_Problem details_: Print the listing below in its entirety, character for character.

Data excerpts
********
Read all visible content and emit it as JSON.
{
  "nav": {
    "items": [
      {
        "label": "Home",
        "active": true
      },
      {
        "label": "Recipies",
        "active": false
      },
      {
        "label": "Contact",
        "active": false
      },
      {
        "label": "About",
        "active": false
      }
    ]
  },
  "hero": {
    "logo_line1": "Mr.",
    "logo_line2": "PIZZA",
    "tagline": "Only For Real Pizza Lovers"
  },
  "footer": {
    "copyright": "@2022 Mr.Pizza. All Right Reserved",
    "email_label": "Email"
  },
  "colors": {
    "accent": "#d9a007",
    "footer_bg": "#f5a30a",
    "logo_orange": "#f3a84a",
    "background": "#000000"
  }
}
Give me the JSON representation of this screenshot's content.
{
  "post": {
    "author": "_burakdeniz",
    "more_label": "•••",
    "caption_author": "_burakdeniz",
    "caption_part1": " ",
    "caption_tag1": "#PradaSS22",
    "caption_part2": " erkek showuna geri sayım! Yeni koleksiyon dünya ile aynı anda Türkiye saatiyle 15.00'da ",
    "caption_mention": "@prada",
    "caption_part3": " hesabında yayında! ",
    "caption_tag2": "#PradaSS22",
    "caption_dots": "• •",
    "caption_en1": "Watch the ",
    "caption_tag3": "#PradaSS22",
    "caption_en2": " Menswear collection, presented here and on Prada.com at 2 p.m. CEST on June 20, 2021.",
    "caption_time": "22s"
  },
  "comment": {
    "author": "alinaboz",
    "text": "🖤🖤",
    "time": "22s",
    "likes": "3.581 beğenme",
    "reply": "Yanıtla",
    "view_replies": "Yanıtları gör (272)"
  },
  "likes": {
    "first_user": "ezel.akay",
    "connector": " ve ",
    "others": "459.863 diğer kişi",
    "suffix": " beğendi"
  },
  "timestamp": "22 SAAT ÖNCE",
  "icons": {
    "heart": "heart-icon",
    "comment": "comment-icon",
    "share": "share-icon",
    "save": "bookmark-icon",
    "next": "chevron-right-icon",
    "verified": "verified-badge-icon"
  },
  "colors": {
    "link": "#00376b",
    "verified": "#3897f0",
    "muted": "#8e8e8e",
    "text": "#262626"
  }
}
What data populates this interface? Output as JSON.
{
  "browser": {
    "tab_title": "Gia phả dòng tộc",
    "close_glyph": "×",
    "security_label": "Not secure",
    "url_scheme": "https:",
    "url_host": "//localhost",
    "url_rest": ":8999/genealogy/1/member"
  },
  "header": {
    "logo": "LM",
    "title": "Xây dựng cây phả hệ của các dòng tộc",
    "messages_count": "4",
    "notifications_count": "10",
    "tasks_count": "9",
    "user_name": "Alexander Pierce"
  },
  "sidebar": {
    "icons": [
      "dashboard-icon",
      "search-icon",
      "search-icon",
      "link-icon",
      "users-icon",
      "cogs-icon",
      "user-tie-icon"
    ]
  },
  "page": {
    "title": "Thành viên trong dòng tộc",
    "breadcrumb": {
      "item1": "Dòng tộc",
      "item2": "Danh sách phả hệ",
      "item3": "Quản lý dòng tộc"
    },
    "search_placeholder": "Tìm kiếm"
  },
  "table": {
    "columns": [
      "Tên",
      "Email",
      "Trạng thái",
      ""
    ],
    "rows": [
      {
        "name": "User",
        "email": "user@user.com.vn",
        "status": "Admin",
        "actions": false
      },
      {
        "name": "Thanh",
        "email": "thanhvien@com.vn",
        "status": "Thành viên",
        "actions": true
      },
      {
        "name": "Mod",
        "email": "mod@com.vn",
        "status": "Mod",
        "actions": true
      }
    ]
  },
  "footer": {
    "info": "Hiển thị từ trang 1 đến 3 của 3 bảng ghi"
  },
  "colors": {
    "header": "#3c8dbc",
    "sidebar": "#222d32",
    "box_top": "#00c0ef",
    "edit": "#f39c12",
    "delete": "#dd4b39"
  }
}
********
_Task solution_:
Read all visible content and emit it as JSON.
{
  "nav": {
    "items": [
      {
        "label": "Home",
        "active": true
      },
      {
        "label": "Recipies",
        "active": false
      },
      {
        "label": "Contact",
        "active": false
      },
      {
        "label": "About",
        "active": false
      }
    ]
  },
  "hero": {
    "logo_line1": "Mr.",
    "logo_line2": "PIZZA",
    "tagline": "Only For Real Pizza Lovers"
  },
  "footer": {
    "copyright": "@2022 Mr.Pizza. All Right Reserved",
    "email_label": "Email"
  },
  "colors": {
    "accent": "#d9a007",
    "footer_bg": "#f5a30a",
    "logo_orange": "#f3a84a",
    "background": "#000000"
  }
}
Give me the JSON representation of this screenshot's content.
{
  "post": {
    "author": "_burakdeniz",
    "more_label": "•••",
    "caption_author": "_burakdeniz",
    "caption_part1": " ",
    "caption_tag1": "#PradaSS22",
    "caption_part2": " erkek showuna geri sayım! Yeni koleksiyon dünya ile aynı anda Türkiye saatiyle 15.00'da ",
    "caption_mention": "@prada",
    "caption_part3": " hesabında yayında! ",
    "caption_tag2": "#PradaSS22",
    "caption_dots": "• •",
    "caption_en1": "Watch the ",
    "caption_tag3": "#PradaSS22",
    "caption_en2": " Menswear collection, presented here and on Prada.com at 2 p.m. CEST on June 20, 2021.",
    "caption_time": "22s"
  },
  "comment": {
    "author": "alinaboz",
    "text": "🖤🖤",
    "time": "22s",
    "likes": "3.581 beğenme",
    "reply": "Yanıtla",
    "view_replies": "Yanıtları gör (272)"
  },
  "likes": {
    "first_user": "ezel.akay",
    "connector": " ve ",
    "others": "459.863 diğer kişi",
    "suffix": " beğendi"
  },
  "timestamp": "22 SAAT ÖNCE",
  "icons": {
    "heart": "heart-icon",
    "comment": "comment-icon",
    "share": "share-icon",
    "save": "bookmark-icon",
    "next": "chevron-right-icon",
    "verified": "verified-badge-icon"
  },
  "colors": {
    "link": "#00376b",
    "verified": "#3897f0",
    "muted": "#8e8e8e",
    "text": "#262626"
  }
}
What data populates this interface? Output as JSON.
{
  "browser": {
    "tab_title": "Gia phả dòng tộc",
    "close_glyph": "×",
    "security_label": "Not secure",
    "url_scheme": "https:",
    "url_host": "//localhost",
    "url_rest": ":8999/genealogy/1/member"
  },
  "header": {
    "logo": "LM",
    "title": "Xây dựng cây phả hệ của các dòng tộc",
    "messages_count": "4",
    "notifications_count": "10",
    "tasks_count": "9",
    "user_name": "Alexander Pierce"
  },
  "sidebar": {
    "icons": [
      "dashboard-icon",
      "search-icon",
      "search-icon",
      "link-icon",
      "users-icon",
      "cogs-icon",
      "user-tie-icon"
    ]
  },
  "page": {
    "title": "Thành viên trong dòng tộc",
    "breadcrumb": {
      "item1": "Dòng tộc",
      "item2": "Danh sách phả hệ",
      "item3": "Quản lý dòng tộc"
    },
    "search_placeholder": "Tìm kiếm"
  },
  "table": {
    "columns": [
      "Tên",
      "Email",
      "Trạng thái",
      ""
    ],
    "rows": [
      {
        "name": "User",
        "email": "user@user.com.vn",
        "status": "Admin",
        "actions": false
      },
      {
        "name": "Thanh",
        "email": "thanhvien@com.vn",
        "status": "Thành viên",
        "actions": true
      },
      {
        "name": "Mod",
        "email": "mod@com.vn",
        "status": "Mod",
        "actions": true
      }
    ]
  },
  "footer": {
    "info": "Hiển thị từ trang 1 đến 3 của 3 bảng ghi"
  },
  "colors": {
    "header": "#3c8dbc",
    "sidebar": "#222d32",
    "box_top": "#00c0ef",
    "edit": "#f39c12",
    "delete": "#dd4b39"
  }
}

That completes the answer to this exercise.